> **Stated problem**: Transcribe the records that follow, preserving every word.

#####

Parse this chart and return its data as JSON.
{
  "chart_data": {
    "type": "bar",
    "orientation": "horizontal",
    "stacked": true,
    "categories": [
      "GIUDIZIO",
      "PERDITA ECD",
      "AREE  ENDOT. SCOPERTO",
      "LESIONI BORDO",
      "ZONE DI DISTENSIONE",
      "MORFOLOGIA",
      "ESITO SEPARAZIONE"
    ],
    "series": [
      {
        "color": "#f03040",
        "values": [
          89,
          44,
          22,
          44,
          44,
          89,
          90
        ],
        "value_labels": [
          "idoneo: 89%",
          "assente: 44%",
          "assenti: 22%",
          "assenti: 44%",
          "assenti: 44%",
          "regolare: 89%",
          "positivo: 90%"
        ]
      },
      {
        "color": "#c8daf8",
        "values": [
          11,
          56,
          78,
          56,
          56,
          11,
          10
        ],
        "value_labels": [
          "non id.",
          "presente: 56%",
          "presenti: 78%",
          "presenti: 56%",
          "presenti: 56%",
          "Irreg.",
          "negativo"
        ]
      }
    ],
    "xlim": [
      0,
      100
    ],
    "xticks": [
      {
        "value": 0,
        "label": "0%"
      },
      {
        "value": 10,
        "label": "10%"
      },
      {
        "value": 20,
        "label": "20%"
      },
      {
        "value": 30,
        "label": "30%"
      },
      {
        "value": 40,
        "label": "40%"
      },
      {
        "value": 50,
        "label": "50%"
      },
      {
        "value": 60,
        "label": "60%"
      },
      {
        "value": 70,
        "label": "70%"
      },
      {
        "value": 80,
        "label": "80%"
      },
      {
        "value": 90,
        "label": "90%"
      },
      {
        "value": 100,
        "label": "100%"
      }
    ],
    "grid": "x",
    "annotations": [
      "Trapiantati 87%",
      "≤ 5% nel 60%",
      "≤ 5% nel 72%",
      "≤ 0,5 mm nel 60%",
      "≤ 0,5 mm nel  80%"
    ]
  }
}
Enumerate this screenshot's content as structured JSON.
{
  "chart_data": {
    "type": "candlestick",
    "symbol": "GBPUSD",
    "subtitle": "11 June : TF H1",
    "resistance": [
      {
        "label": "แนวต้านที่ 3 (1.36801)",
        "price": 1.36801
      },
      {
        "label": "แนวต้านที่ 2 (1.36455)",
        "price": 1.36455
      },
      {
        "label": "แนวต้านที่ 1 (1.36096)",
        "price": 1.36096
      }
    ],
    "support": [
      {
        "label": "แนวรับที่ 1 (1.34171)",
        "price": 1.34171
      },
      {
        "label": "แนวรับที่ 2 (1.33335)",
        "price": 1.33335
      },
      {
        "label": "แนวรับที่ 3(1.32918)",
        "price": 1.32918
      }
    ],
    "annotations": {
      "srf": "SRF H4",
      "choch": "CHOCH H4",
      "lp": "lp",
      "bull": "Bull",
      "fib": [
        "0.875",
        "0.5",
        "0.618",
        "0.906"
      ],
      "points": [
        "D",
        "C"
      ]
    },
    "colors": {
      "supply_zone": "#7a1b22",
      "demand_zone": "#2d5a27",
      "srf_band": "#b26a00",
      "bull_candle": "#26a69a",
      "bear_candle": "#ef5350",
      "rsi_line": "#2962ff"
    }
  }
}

#####

> **Response to the task**:
Parse this chart and return its data as JSON.
{
  "chart_data": {
    "type": "bar",
    "orientation": "horizontal",
    "stacked": true,
    "categories": [
      "GIUDIZIO",
      "PERDITA ECD",
      "AREE  ENDOT. SCOPERTO",
      "LESIONI BORDO",
      "ZONE DI DISTENSIONE",
      "MORFOLOGIA",
      "ESITO SEPARAZIONE"
    ],
    "series": [
      {
        "color": "#f03040",
        "values": [
          89,
          44,
          22,
          44,
          44,
          89,
          90
        ],
        "value_labels": [
          "idoneo: 89%",
          "assente: 44%",
          "assenti: 22%",
          "assenti: 44%",
          "assenti: 44%",
          "regolare: 89%",
          "positivo: 90%"
        ]
      },
      {
        "color": "#c8daf8",
        "values": [
          11,
          56,
          78,
          56,
          56,
          11,
          10
        ],
        "value_labels": [
          "non id.",
          "presente: 56%",
          "presenti: 78%",
          "presenti: 56%",
          "presenti: 56%",
          "Irreg.",
          "negativo"
        ]
      }
    ],
    "xlim": [
      0,
      100
    ],
    "xticks": [
      {
        "value": 0,
        "label": "0%"
      },
      {
        "value": 10,
        "label": "10%"
      },
      {
        "value": 20,
        "label": "20%"
      },
      {
        "value": 30,
        "label": "30%"
      },
      {
        "value": 40,
        "label": "40%"
      },
      {
        "value": 50,
        "label": "50%"
      },
      {
        "value": 60,
        "label": "60%"
      },
      {
        "value": 70,
        "label": "70%"
      },
      {
        "value": 80,
        "label": "80%"
      },
      {
        "value": 90,
        "label": "90%"
      },
      {
        "value": 100,
        "label": "100%"
      }
    ],
    "grid": "x",
    "annotations": [
      "Trapiantati 87%",
      "≤ 5% nel 60%",
      "≤ 5% nel 72%",
      "≤ 0,5 mm nel 60%",
      "≤ 0,5 mm nel  80%"
    ]
  }
}
Enumerate this screenshot's content as structured JSON.
{
  "chart_data": {
    "type": "candlestick",
    "symbol": "GBPUSD",
    "subtitle": "11 June : TF H1",
    "resistance": [
      {
        "label": "แนวต้านที่ 3 (1.36801)",
        "price": 1.36801
      },
      {
        "label": "แนวต้านที่ 2 (1.36455)",
        "price": 1.36455
      },
      {
        "label": "แนวต้านที่ 1 (1.36096)",
        "price": 1.36096
      }
    ],
    "support": [
      {
        "label": "แนวรับที่ 1 (1.34171)",
        "price": 1.34171
      },
      {
        "label": "แนวรับที่ 2 (1.33335)",
        "price": 1.33335
      },
      {
        "label": "แนวรับที่ 3(1.32918)",
        "price": 1.32918
      }
    ],
    "annotations": {
      "srf": "SRF H4",
      "choch": "CHOCH H4",
      "lp": "lp",
      "bull": "Bull",
      "fib": [
        "0.875",
        "0.5",
        "0.618",
        "0.906"
      ],
      "points": [
        "D",
        "C"
      ]
    },
    "colors": {
      "supply_zone": "#7a1b22",
      "demand_zone": "#2d5a27",
      "srf_band": "#b26a00",
      "bull_candle": "#26a69a",
      "bear_candle": "#ef5350",
      "rsi_line": "#2962ff"
    }
  }
}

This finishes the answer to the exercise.